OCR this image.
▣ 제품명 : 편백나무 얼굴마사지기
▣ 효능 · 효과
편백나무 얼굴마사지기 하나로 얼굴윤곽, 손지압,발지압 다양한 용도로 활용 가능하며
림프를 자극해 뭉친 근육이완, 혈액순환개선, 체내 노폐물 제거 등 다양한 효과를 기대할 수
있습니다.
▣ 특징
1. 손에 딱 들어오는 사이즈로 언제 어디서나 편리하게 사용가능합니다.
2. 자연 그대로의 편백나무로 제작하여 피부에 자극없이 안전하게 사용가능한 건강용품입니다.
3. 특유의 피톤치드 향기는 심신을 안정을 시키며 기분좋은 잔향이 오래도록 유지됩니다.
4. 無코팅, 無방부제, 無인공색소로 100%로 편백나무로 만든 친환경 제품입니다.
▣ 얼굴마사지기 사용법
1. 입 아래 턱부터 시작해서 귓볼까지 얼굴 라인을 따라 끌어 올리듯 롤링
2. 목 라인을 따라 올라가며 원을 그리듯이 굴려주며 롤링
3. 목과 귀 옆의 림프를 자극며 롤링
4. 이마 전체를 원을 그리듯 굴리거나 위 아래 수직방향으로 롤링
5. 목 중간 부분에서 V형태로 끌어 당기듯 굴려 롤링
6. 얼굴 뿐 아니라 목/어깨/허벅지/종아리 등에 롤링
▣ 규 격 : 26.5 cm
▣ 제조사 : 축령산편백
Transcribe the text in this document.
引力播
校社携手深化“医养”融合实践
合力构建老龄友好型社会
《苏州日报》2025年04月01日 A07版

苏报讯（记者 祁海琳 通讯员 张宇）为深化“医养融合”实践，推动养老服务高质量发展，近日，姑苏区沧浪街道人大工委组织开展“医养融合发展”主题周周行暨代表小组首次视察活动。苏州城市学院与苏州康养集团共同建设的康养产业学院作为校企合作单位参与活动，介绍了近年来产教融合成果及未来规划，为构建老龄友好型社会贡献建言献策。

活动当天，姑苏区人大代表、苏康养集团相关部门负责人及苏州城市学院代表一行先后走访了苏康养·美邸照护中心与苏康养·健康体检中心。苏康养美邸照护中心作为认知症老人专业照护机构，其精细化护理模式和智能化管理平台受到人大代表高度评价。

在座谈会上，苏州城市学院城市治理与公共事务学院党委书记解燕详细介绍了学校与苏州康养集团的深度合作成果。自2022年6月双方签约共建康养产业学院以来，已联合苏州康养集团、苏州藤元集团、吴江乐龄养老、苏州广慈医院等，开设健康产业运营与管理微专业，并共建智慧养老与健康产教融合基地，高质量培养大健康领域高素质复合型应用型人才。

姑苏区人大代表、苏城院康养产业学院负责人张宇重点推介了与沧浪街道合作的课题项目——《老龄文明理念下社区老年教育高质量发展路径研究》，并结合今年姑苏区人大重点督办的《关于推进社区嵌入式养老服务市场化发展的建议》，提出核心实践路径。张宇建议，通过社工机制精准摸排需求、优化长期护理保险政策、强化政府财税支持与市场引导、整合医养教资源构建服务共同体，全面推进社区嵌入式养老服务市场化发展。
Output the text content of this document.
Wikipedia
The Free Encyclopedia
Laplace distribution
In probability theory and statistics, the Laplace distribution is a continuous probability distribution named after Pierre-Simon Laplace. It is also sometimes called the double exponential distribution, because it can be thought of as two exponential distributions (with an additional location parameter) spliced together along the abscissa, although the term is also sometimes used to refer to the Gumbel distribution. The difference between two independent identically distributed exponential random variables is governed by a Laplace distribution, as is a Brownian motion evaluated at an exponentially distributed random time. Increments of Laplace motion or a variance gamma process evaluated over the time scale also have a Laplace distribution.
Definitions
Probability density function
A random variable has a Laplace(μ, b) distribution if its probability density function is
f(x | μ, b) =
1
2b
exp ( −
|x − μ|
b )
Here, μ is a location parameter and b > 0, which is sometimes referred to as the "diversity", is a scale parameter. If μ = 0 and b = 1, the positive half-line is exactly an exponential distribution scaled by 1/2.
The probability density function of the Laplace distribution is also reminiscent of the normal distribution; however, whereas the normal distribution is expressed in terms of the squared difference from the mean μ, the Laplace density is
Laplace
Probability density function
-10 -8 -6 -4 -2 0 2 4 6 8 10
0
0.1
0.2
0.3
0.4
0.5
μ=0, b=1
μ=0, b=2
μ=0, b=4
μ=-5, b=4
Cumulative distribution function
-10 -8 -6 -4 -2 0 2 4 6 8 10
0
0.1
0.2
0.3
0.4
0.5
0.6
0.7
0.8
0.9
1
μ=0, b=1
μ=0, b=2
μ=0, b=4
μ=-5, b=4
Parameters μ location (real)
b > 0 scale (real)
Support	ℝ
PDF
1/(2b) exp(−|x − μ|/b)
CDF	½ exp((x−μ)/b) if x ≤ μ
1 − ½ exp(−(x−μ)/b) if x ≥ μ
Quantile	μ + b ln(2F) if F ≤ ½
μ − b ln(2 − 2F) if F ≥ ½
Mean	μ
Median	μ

### Instruction
Retype all of the material above with every character intact.

### Exercise result
OCR this image.
▣ 제품명 : 편백나무 얼굴마사지기
▣ 효능 · 효과
편백나무 얼굴마사지기 하나로 얼굴윤곽, 손지압,발지압 다양한 용도로 활용 가능하며
림프를 자극해 뭉친 근육이완, 혈액순환개선, 체내 노폐물 제거 등 다양한 효과를 기대할 수
있습니다.
▣ 특징
1. 손에 딱 들어오는 사이즈로 언제 어디서나 편리하게 사용가능합니다.
2. 자연 그대로의 편백나무로 제작하여 피부에 자극없이 안전하게 사용가능한 건강용품입니다.
3. 특유의 피톤치드 향기는 심신을 안정을 시키며 기분좋은 잔향이 오래도록 유지됩니다.
4. 無코팅, 無방부제, 無인공색소로 100%로 편백나무로 만든 친환경 제품입니다.
▣ 얼굴마사지기 사용법
1. 입 아래 턱부터 시작해서 귓볼까지 얼굴 라인을 따라 끌어 올리듯 롤링
2. 목 라인을 따라 올라가며 원을 그리듯이 굴려주며 롤링
3. 목과 귀 옆의 림프를 자극며 롤링
4. 이마 전체를 원을 그리듯 굴리거나 위 아래 수직방향으로 롤링
5. 목 중간 부분에서 V형태로 끌어 당기듯 굴려 롤링
6. 얼굴 뿐 아니라 목/어깨/허벅지/종아리 등에 롤링
▣ 규 격 : 26.5 cm
▣ 제조사 : 축령산편백
Transcribe the text in this document.
引力播
校社携手深化“医养”融合实践
合力构建老龄友好型社会
《苏州日报》2025年04月01日 A07版

苏报讯（记者 祁海琳 通讯员 张宇）为深化“医养融合”实践，推动养老服务高质量发展，近日，姑苏区沧浪街道人大工委组织开展“医养融合发展”主题周周行暨代表小组首次视察活动。苏州城市学院与苏州康养集团共同建设的康养产业学院作为校企合作单位参与活动，介绍了近年来产教融合成果及未来规划，为构建老龄友好型社会贡献建言献策。

活动当天，姑苏区人大代表、苏康养集团相关部门负责人及苏州城市学院代表一行先后走访了苏康养·美邸照护中心与苏康养·健康体检中心。苏康养美邸照护中心作为认知症老人专业照护机构，其精细化护理模式和智能化管理平台受到人大代表高度评价。

在座谈会上，苏州城市学院城市治理与公共事务学院党委书记解燕详细介绍了学校与苏州康养集团的深度合作成果。自2022年6月双方签约共建康养产业学院以来，已联合苏州康养集团、苏州藤元集团、吴江乐龄养老、苏州广慈医院等，开设健康产业运营与管理微专业，并共建智慧养老与健康产教融合基地，高质量培养大健康领域高素质复合型应用型人才。

姑苏区人大代表、苏城院康养产业学院负责人张宇重点推介了与沧浪街道合作的课题项目——《老龄文明理念下社区老年教育高质量发展路径研究》，并结合今年姑苏区人大重点督办的《关于推进社区嵌入式养老服务市场化发展的建议》，提出核心实践路径。张宇建议，通过社工机制精准摸排需求、优化长期护理保险政策、强化政府财税支持与市场引导、整合医养教资源构建服务共同体，全面推进社区嵌入式养老服务市场化发展。
Output the text content of this document.
Wikipedia
The Free Encyclopedia
Laplace distribution
In probability theory and statistics, the Laplace distribution is a continuous probability distribution named after Pierre-Simon Laplace. It is also sometimes called the double exponential distribution, because it can be thought of as two exponential distributions (with an additional location parameter) spliced together along the abscissa, although the term is also sometimes used to refer to the Gumbel distribution. The difference between two independent identically distributed exponential random variables is governed by a Laplace distribution, as is a Brownian motion evaluated at an exponentially distributed random time. Increments of Laplace motion or a variance gamma process evaluated over the time scale also have a Laplace distribution.
Definitions
Probability density function
A random variable has a Laplace(μ, b) distribution if its probability density function is
f(x | μ, b) =
1
2b
exp ( −
|x − μ|
b )
Here, μ is a location parameter and b > 0, which is sometimes referred to as the "diversity", is a scale parameter. If μ = 0 and b = 1, the positive half-line is exactly an exponential distribution scaled by 1/2.
The probability density function of the Laplace distribution is also reminiscent of the normal distribution; however, whereas the normal distribution is expressed in terms of the squared difference from the mean μ, the Laplace density is
Laplace
Probability density function
-10 -8 -6 -4 -2 0 2 4 6 8 10
0
0.1
0.2
0.3
0.4
0.5
μ=0, b=1
μ=0, b=2
μ=0, b=4
μ=-5, b=4
Cumulative distribution function
-10 -8 -6 -4 -2 0 2 4 6 8 10
0
0.1
0.2
0.3
0.4
0.5
0.6
0.7
0.8
0.9
1
μ=0, b=1
μ=0, b=2
μ=0, b=4
μ=-5, b=4
Parameters μ location (real)
b > 0 scale (real)
Support	ℝ
PDF
1/(2b) exp(−|x − μ|/b)
CDF	½ exp((x−μ)/b) if x ≤ μ
1 − ½ exp(−(x−μ)/b) if x ≥ μ
Quantile	μ + b ln(2F) if F ≤ ½
μ − b ln(2 − 2F) if F ≥ ½
Mean	μ
Median	μ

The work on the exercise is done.